» **Prompt**
Select all lines with the string "community" in them, and copy those lines.

[Dataset entries]
**********

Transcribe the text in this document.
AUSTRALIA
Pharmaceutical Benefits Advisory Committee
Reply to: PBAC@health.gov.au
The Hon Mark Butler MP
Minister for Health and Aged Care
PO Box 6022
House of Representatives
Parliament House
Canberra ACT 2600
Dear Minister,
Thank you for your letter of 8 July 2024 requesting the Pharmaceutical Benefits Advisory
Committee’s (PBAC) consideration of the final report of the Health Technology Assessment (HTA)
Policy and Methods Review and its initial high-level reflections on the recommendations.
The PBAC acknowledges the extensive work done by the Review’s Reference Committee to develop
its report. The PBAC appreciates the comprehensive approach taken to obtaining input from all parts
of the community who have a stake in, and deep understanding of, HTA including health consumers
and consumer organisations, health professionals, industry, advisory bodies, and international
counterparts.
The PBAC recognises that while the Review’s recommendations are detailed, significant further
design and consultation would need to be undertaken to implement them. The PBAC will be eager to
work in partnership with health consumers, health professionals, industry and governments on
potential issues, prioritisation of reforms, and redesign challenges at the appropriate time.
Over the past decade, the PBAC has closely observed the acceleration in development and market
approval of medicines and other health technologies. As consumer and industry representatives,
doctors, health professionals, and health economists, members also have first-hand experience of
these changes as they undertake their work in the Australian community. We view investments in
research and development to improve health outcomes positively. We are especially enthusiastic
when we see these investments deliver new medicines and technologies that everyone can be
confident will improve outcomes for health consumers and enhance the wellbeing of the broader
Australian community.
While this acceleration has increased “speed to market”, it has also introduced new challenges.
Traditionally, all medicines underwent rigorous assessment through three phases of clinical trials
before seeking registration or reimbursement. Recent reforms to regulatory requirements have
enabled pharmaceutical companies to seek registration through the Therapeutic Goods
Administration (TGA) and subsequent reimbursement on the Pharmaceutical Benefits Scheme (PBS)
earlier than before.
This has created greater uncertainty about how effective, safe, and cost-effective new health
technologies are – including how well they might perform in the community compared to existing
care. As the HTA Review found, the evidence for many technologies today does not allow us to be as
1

**********

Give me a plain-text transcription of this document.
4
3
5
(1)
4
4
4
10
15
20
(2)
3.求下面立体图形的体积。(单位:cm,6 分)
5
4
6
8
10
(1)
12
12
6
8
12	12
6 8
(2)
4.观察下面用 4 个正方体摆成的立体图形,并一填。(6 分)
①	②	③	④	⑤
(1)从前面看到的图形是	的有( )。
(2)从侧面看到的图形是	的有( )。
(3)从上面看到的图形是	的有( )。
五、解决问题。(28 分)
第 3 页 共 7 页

**********

» **Complete output**
of the community who have a stake in, and deep understanding of, HTA including health consumers
these changes as they undertake their work in the Australian community. We view investments in
Australian community.
technologies are – including how well they might perform in the community compared to existing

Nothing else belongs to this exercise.